== EXTRACTED RECORDS
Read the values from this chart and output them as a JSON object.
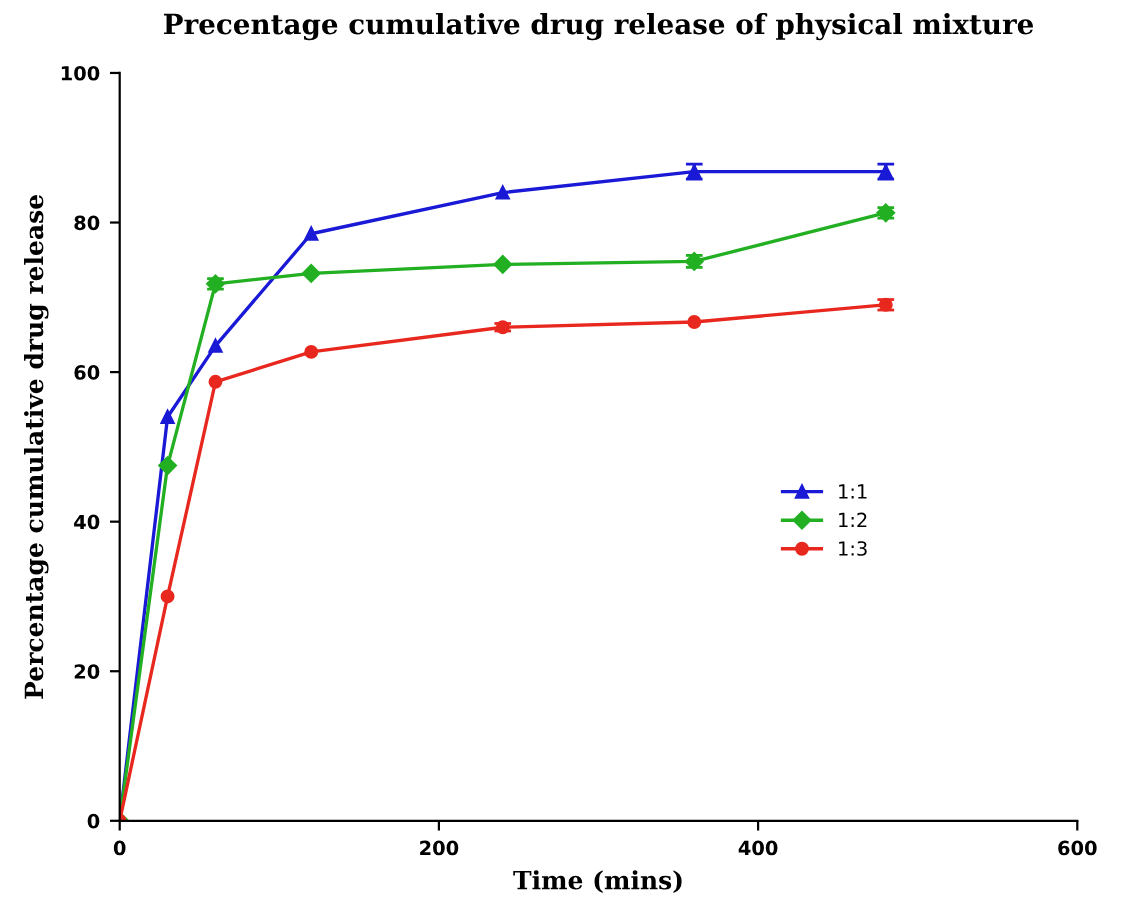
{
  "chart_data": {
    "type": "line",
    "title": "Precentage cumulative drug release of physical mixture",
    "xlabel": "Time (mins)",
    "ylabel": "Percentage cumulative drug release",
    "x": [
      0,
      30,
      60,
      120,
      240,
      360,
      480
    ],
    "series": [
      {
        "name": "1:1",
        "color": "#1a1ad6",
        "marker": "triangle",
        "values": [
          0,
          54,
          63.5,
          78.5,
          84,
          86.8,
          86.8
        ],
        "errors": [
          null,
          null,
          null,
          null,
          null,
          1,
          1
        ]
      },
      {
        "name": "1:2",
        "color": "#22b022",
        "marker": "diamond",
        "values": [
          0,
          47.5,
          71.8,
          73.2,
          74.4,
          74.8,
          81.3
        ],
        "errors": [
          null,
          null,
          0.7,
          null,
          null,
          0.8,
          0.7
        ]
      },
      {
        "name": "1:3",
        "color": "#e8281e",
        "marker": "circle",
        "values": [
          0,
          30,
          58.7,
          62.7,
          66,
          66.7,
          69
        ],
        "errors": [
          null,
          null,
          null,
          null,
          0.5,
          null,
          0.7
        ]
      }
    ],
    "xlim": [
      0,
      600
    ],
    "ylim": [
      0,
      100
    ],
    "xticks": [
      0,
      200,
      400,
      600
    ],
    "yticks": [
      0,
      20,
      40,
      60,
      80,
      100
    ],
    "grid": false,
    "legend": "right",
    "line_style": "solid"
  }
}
====
== EXTRACTED RECORDS
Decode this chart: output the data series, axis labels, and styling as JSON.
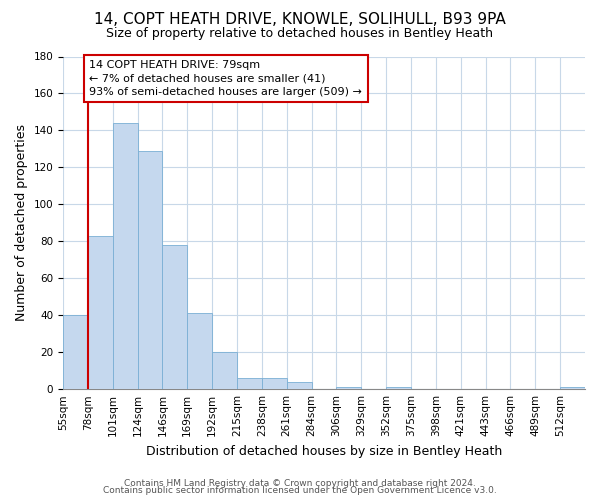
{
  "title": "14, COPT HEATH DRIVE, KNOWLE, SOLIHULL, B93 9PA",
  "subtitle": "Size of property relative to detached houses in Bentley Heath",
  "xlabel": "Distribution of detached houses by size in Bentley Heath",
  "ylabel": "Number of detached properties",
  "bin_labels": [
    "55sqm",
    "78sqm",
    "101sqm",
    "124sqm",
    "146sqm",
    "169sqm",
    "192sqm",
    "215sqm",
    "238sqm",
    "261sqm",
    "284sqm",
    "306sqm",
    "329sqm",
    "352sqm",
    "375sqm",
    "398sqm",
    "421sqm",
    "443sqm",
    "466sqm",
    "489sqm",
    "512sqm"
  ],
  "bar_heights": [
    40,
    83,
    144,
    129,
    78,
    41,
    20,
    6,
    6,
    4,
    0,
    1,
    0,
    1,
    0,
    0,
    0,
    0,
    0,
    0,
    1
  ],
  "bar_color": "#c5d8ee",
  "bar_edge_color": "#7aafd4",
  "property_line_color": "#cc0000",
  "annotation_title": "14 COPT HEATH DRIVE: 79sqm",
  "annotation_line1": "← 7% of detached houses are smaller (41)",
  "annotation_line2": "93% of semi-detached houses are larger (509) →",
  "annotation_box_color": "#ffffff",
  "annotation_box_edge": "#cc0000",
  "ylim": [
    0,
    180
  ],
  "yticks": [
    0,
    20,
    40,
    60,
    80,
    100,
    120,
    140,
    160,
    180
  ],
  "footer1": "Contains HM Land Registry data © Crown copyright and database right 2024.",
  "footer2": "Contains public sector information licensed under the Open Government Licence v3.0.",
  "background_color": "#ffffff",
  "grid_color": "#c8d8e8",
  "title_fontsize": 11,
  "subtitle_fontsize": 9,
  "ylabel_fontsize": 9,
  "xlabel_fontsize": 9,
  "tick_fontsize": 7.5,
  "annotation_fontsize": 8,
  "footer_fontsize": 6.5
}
====
_WHAT IS ASKED_
Copy all lines from the material that hold "series".

_REPLY TO THE EXERCISE_
    "series": [
Decode this chart: output the data series, axis labels, and styling as JSON.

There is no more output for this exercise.